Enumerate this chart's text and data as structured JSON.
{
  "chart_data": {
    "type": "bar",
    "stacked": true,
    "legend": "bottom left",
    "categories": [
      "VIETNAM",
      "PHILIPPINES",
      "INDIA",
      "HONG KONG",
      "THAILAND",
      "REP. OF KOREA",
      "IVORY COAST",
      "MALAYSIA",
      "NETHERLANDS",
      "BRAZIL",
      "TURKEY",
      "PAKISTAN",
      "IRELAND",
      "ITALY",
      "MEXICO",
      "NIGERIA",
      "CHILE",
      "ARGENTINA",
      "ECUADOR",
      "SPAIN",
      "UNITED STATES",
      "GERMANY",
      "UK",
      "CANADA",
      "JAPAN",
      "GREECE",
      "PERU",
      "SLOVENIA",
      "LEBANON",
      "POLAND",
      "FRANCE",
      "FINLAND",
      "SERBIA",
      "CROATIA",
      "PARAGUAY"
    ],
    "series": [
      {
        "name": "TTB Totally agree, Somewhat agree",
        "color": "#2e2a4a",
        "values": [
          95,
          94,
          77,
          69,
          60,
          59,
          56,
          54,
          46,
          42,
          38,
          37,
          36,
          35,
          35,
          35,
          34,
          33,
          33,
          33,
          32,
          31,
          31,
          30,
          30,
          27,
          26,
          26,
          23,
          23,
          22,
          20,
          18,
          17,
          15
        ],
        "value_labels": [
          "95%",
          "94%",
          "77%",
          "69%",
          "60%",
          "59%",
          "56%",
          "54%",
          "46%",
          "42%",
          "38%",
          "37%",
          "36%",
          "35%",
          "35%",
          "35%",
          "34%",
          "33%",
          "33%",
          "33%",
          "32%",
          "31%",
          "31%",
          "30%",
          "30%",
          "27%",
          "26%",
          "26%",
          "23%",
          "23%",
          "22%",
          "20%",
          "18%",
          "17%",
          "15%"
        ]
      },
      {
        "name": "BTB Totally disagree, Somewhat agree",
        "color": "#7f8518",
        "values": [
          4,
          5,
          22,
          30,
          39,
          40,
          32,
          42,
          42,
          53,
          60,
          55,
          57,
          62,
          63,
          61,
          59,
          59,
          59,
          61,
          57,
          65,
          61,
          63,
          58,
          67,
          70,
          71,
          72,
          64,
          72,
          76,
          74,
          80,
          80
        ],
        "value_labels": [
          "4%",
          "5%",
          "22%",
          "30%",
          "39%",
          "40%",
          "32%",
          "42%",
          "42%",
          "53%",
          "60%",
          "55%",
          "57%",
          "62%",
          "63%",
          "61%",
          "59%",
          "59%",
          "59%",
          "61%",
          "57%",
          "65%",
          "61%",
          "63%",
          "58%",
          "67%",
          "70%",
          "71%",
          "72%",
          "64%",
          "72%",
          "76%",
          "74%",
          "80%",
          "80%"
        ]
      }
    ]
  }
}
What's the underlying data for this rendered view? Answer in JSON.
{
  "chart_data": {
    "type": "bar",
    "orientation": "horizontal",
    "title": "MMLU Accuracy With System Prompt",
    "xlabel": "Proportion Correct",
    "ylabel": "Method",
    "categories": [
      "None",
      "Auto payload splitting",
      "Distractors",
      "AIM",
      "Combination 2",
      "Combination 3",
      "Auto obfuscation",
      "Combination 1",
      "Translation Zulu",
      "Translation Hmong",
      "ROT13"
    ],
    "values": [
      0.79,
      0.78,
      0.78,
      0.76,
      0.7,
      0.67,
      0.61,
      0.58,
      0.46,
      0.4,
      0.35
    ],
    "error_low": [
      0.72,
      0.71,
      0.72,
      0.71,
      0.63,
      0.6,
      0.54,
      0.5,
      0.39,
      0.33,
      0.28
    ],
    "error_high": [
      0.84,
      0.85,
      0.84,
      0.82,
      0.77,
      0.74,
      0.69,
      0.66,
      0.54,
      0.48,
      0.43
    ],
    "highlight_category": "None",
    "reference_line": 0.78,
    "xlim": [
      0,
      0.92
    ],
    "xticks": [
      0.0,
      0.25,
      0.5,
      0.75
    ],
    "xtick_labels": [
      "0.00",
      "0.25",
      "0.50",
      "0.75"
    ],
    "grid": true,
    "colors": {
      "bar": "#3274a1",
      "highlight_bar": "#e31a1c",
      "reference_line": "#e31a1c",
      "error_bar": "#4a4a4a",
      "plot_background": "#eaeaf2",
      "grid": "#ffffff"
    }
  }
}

WRITTEN REQUEST
Repeat back the data above, exact to the last character.

ANSWER IN FULL
Enumerate this chart's text and data as structured JSON.
{
  "chart_data": {
    "type": "bar",
    "stacked": true,
    "legend": "bottom left",
    "categories": [
      "VIETNAM",
      "PHILIPPINES",
      "INDIA",
      "HONG KONG",
      "THAILAND",
      "REP. OF KOREA",
      "IVORY COAST",
      "MALAYSIA",
      "NETHERLANDS",
      "BRAZIL",
      "TURKEY",
      "PAKISTAN",
      "IRELAND",
      "ITALY",
      "MEXICO",
      "NIGERIA",
      "CHILE",
      "ARGENTINA",
      "ECUADOR",
      "SPAIN",
      "UNITED STATES",
      "GERMANY",
      "UK",
      "CANADA",
      "JAPAN",
      "GREECE",
      "PERU",
      "SLOVENIA",
      "LEBANON",
      "POLAND",
      "FRANCE",
      "FINLAND",
      "SERBIA",
      "CROATIA",
      "PARAGUAY"
    ],
    "series": [
      {
        "name": "TTB Totally agree, Somewhat agree",
        "color": "#2e2a4a",
        "values": [
          95,
          94,
          77,
          69,
          60,
          59,
          56,
          54,
          46,
          42,
          38,
          37,
          36,
          35,
          35,
          35,
          34,
          33,
          33,
          33,
          32,
          31,
          31,
          30,
          30,
          27,
          26,
          26,
          23,
          23,
          22,
          20,
          18,
          17,
          15
        ],
        "value_labels": [
          "95%",
          "94%",
          "77%",
          "69%",
          "60%",
          "59%",
          "56%",
          "54%",
          "46%",
          "42%",
          "38%",
          "37%",
          "36%",
          "35%",
          "35%",
          "35%",
          "34%",
          "33%",
          "33%",
          "33%",
          "32%",
          "31%",
          "31%",
          "30%",
          "30%",
          "27%",
          "26%",
          "26%",
          "23%",
          "23%",
          "22%",
          "20%",
          "18%",
          "17%",
          "15%"
        ]
      },
      {
        "name": "BTB Totally disagree, Somewhat agree",
        "color": "#7f8518",
        "values": [
          4,
          5,
          22,
          30,
          39,
          40,
          32,
          42,
          42,
          53,
          60,
          55,
          57,
          62,
          63,
          61,
          59,
          59,
          59,
          61,
          57,
          65,
          61,
          63,
          58,
          67,
          70,
          71,
          72,
          64,
          72,
          76,
          74,
          80,
          80
        ],
        "value_labels": [
          "4%",
          "5%",
          "22%",
          "30%",
          "39%",
          "40%",
          "32%",
          "42%",
          "42%",
          "53%",
          "60%",
          "55%",
          "57%",
          "62%",
          "63%",
          "61%",
          "59%",
          "59%",
          "59%",
          "61%",
          "57%",
          "65%",
          "61%",
          "63%",
          "58%",
          "67%",
          "70%",
          "71%",
          "72%",
          "64%",
          "72%",
          "76%",
          "74%",
          "80%",
          "80%"
        ]
      }
    ]
  }
}
What's the underlying data for this rendered view? Answer in JSON.
{
  "chart_data": {
    "type": "bar",
    "orientation": "horizontal",
    "title": "MMLU Accuracy With System Prompt",
    "xlabel": "Proportion Correct",
    "ylabel": "Method",
    "categories": [
      "None",
      "Auto payload splitting",
      "Distractors",
      "AIM",
      "Combination 2",
      "Combination 3",
      "Auto obfuscation",
      "Combination 1",
      "Translation Zulu",
      "Translation Hmong",
      "ROT13"
    ],
    "values": [
      0.79,
      0.78,
      0.78,
      0.76,
      0.7,
      0.67,
      0.61,
      0.58,
      0.46,
      0.4,
      0.35
    ],
    "error_low": [
      0.72,
      0.71,
      0.72,
      0.71,
      0.63,
      0.6,
      0.54,
      0.5,
      0.39,
      0.33,
      0.28
    ],
    "error_high": [
      0.84,
      0.85,
      0.84,
      0.82,
      0.77,
      0.74,
      0.69,
      0.66,
      0.54,
      0.48,
      0.43
    ],
    "highlight_category": "None",
    "reference_line": 0.78,
    "xlim": [
      0,
      0.92
    ],
    "xticks": [
      0.0,
      0.25,
      0.5,
      0.75
    ],
    "xtick_labels": [
      "0.00",
      "0.25",
      "0.50",
      "0.75"
    ],
    "grid": true,
    "colors": {
      "bar": "#3274a1",
      "highlight_bar": "#e31a1c",
      "reference_line": "#e31a1c",
      "error_bar": "#4a4a4a",
      "plot_background": "#eaeaf2",
      "grid": "#ffffff"
    }
  }
}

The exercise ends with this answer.